• _Work instructions_
Quote the records below in full, exactly as given, with the images taken out.

• _Task data_

=====

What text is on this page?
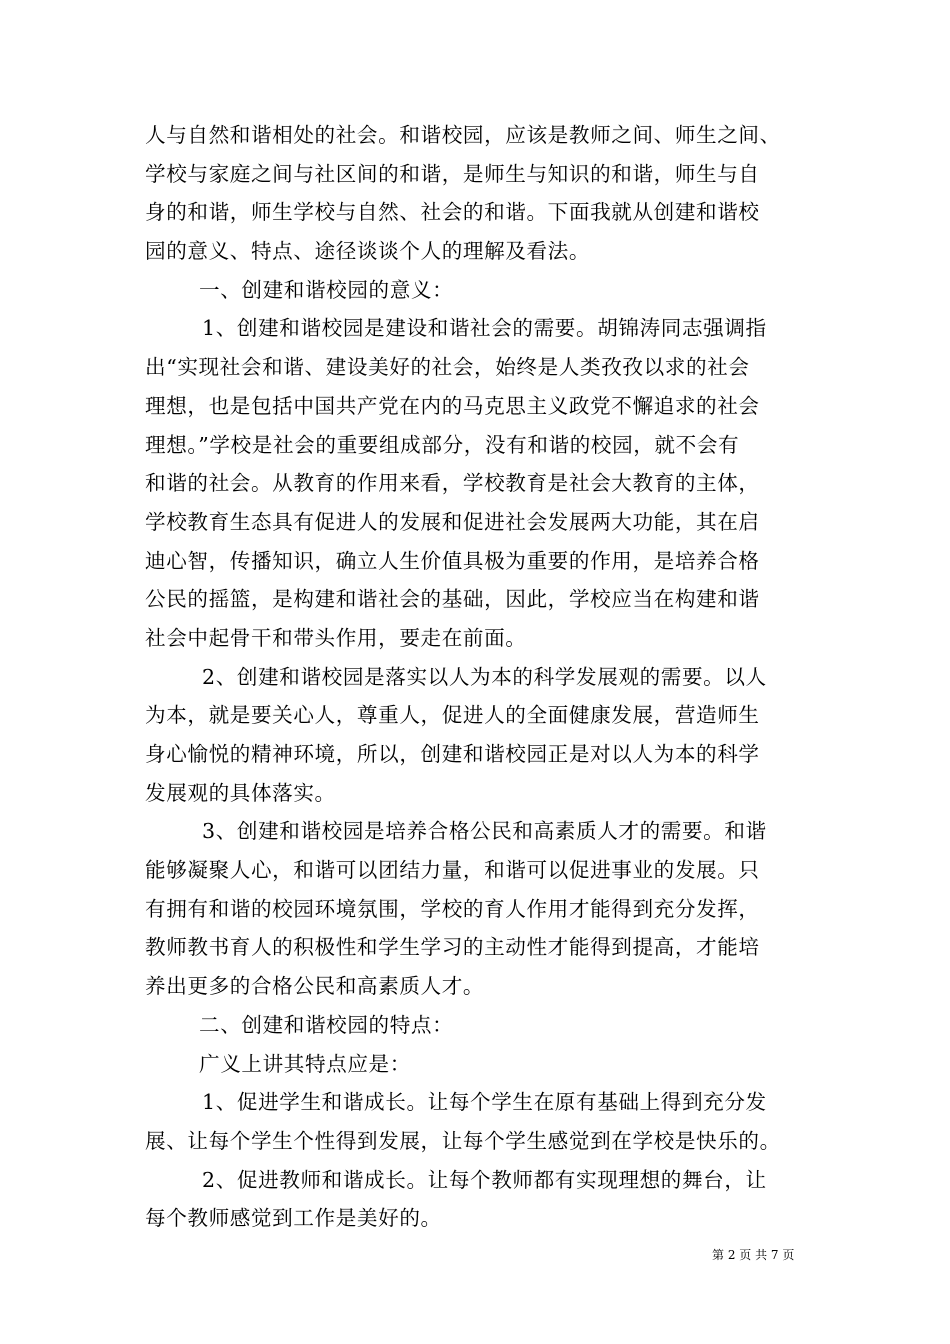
人与自然和谐相处的社会。和谐校园，应该是教师之间、师生之间、
学校与家庭之间与社区间的和谐，是师生与知识的和谐，师生与自
身的和谐，师生学校与自然、社会的和谐。下面我就从创建和谐校
园的意义、特点、途径谈谈个人的理解及看法。

一、创建和谐校园的意义：

1、创建和谐校园是建设和谐社会的需要。胡锦涛同志强调指
出“实现社会和谐、建设美好的社会，始终是人类孜孜以求的社会
理想，也是包括中国共产党在内的马克思主义政党不懈追求的社会
理想。”学校是社会的重要组成部分，没有和谐的校园，就不会有
和谐的社会。从教育的作用来看，学校教育是社会大教育的主体，
学校教育生态具有促进人的发展和促进社会发展两大功能，其在启
迪心智，传播知识，确立人生价值具极为重要的作用，是培养合格
公民的摇篮，是构建和谐社会的基础，因此，学校应当在构建和谐
社会中起骨干和带头作用，要走在前面。

2、创建和谐校园是落实以人为本的科学发展观的需要。以人
为本，就是要关心人，尊重人，促进人的全面健康发展，营造师生
身心愉悦的精神环境，所以，创建和谐校园正是对以人为本的科学
发展观的具体落实。

3、创建和谐校园是培养合格公民和高素质人才的需要。和谐
能够凝聚人心，和谐可以团结力量，和谐可以促进事业的发展。只
有拥有和谐的校园环境氛围，学校的育人作用才能得到充分发挥，
教师教书育人的积极性和学生学习的主动性才能得到提高，才能培
养出更多的合格公民和高素质人才。

二、创建和谐校园的特点：

广义上讲其特点应是：

1、促进学生和谐成长。让每个学生在原有基础上得到充分发
展、让每个学生个性得到发展，让每个学生感觉到在学校是快乐的。

2、促进教师和谐成长。让每个教师都有实现理想的舞台，让
每个教师感觉到工作是美好的。

第 2 页 共 7 页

=====

• _Finished answer_
What text is on this page?
人与自然和谐相处的社会。和谐校园，应该是教师之间、师生之间、
学校与家庭之间与社区间的和谐，是师生与知识的和谐，师生与自
身的和谐，师生学校与自然、社会的和谐。下面我就从创建和谐校
园的意义、特点、途径谈谈个人的理解及看法。

一、创建和谐校园的意义：

1、创建和谐校园是建设和谐社会的需要。胡锦涛同志强调指
出“实现社会和谐、建设美好的社会，始终是人类孜孜以求的社会
理想，也是包括中国共产党在内的马克思主义政党不懈追求的社会
理想。”学校是社会的重要组成部分，没有和谐的校园，就不会有
和谐的社会。从教育的作用来看，学校教育是社会大教育的主体，
学校教育生态具有促进人的发展和促进社会发展两大功能，其在启
迪心智，传播知识，确立人生价值具极为重要的作用，是培养合格
公民的摇篮，是构建和谐社会的基础，因此，学校应当在构建和谐
社会中起骨干和带头作用，要走在前面。

2、创建和谐校园是落实以人为本的科学发展观的需要。以人
为本，就是要关心人，尊重人，促进人的全面健康发展，营造师生
身心愉悦的精神环境，所以，创建和谐校园正是对以人为本的科学
发展观的具体落实。

3、创建和谐校园是培养合格公民和高素质人才的需要。和谐
能够凝聚人心，和谐可以团结力量，和谐可以促进事业的发展。只
有拥有和谐的校园环境氛围，学校的育人作用才能得到充分发挥，
教师教书育人的积极性和学生学习的主动性才能得到提高，才能培
养出更多的合格公民和高素质人才。

二、创建和谐校园的特点：

广义上讲其特点应是：

1、促进学生和谐成长。让每个学生在原有基础上得到充分发
展、让每个学生个性得到发展，让每个学生感觉到在学校是快乐的。

2、促进教师和谐成长。让每个教师都有实现理想的舞台，让
每个教师感觉到工作是美好的。

第 2 页 共 7 页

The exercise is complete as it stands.